## Start Data lines
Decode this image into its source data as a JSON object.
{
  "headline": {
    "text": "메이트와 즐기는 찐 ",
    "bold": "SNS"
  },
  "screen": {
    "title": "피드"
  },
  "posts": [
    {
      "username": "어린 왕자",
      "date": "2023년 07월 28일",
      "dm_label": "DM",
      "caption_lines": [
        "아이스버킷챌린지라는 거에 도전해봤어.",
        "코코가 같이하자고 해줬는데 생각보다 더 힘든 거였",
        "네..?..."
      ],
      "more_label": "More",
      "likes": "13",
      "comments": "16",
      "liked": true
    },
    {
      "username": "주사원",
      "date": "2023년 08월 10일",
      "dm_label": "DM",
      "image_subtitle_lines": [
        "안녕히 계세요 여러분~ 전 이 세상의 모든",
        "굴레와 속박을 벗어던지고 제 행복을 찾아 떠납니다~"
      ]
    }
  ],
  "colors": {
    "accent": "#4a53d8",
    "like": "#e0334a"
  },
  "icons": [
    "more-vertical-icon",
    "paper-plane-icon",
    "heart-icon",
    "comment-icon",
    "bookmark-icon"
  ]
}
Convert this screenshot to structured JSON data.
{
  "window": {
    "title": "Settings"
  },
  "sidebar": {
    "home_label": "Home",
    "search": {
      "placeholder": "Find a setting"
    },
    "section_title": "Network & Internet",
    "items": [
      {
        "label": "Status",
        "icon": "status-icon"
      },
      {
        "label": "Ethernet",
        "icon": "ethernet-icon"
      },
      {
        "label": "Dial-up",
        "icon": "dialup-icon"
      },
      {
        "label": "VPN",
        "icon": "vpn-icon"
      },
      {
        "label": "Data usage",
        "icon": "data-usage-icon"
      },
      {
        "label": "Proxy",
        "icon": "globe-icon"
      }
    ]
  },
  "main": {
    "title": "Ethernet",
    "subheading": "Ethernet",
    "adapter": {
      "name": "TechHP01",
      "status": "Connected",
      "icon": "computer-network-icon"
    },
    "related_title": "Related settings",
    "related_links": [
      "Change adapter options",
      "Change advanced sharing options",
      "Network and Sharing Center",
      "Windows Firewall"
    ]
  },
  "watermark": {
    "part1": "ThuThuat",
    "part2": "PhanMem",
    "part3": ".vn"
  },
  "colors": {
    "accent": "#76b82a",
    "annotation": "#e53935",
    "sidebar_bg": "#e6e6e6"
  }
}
## End Data lines
Requirements: Find the word "usage" in the material, then list each line that holds it.

Task result:
        "label": "Data usage",
        "icon": "data-usage-icon"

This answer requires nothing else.